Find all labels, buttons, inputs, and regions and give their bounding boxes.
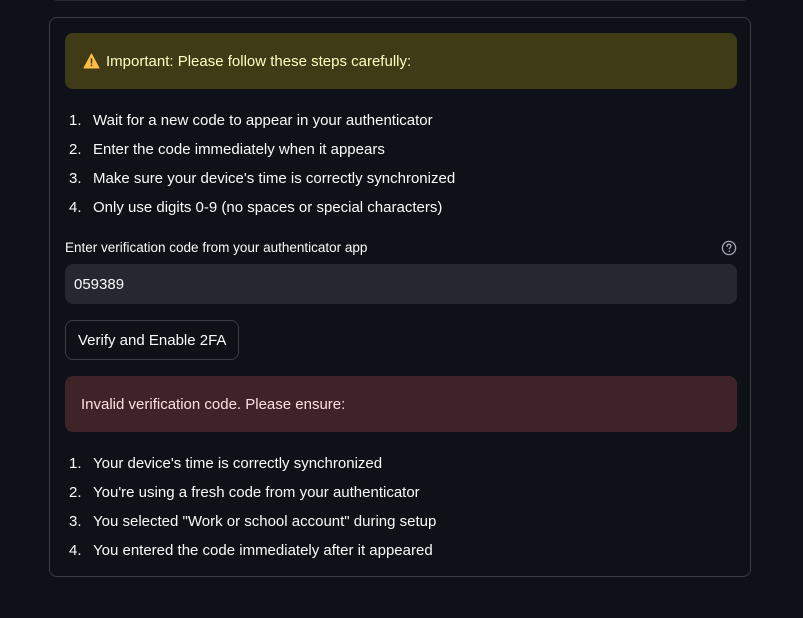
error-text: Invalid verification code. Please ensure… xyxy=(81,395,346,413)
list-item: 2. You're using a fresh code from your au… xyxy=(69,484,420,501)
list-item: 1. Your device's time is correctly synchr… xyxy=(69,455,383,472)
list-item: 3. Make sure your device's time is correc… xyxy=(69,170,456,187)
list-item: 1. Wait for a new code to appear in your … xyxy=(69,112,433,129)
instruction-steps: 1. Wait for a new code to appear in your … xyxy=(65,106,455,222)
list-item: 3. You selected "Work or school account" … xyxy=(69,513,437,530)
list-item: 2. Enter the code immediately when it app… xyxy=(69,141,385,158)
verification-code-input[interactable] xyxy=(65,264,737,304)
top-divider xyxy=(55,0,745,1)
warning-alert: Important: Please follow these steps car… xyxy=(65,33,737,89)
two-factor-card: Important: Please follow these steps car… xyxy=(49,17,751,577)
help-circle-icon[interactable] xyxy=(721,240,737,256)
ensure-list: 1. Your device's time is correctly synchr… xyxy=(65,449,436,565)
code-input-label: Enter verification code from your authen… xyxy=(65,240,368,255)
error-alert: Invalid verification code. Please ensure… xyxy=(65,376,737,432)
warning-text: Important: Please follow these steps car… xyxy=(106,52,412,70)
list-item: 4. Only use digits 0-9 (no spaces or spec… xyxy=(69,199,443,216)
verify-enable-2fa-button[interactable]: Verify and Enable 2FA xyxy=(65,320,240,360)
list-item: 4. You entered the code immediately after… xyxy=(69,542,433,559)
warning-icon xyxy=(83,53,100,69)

==

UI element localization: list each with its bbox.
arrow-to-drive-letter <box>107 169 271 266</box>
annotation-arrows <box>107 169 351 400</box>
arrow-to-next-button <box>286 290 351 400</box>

▸ GOAL
Can you retype the rows above, beginning with the line that contains "Find all labels, buttons, inputs, and" and continuing through the line that contains "warning-icon xyxy=(83,53,100,69)", leaving the pictures out?

▸ EXPECTED ANSWER
Find all labels, buttons, inputs, and regions and give their bounding boxes.
error-text: Invalid verification code. Please ensure… xyxy=(81,395,346,413)
list-item: 2. You're using a fresh code from your au… xyxy=(69,484,420,501)
list-item: 1. Your device's time is correctly synchr… xyxy=(69,455,383,472)
list-item: 3. Make sure your device's time is correc… xyxy=(69,170,456,187)
list-item: 1. Wait for a new code to appear in your … xyxy=(69,112,433,129)
instruction-steps: 1. Wait for a new code to appear in your … xyxy=(65,106,455,222)
list-item: 3. You selected "Work or school account" … xyxy=(69,513,437,530)
list-item: 2. Enter the code immediately when it app… xyxy=(69,141,385,158)
verification-code-input[interactable] xyxy=(65,264,737,304)
top-divider xyxy=(55,0,745,1)
warning-alert: Important: Please follow these steps car… xyxy=(65,33,737,89)
two-factor-card: Important: Please follow these steps car… xyxy=(49,17,751,577)
help-circle-icon[interactable] xyxy=(721,240,737,256)
ensure-list: 1. Your device's time is correctly synchr… xyxy=(65,449,436,565)
code-input-label: Enter verification code from your authen… xyxy=(65,240,368,255)
error-alert: Invalid verification code. Please ensure… xyxy=(65,376,737,432)
warning-text: Important: Please follow these steps car… xyxy=(106,52,412,70)
list-item: 4. Only use digits 0-9 (no spaces or spec… xyxy=(69,199,443,216)
verify-enable-2fa-button[interactable]: Verify and Enable 2FA xyxy=(65,320,240,360)
list-item: 4. You entered the code immediately after… xyxy=(69,542,433,559)
warning-icon xyxy=(83,53,100,69)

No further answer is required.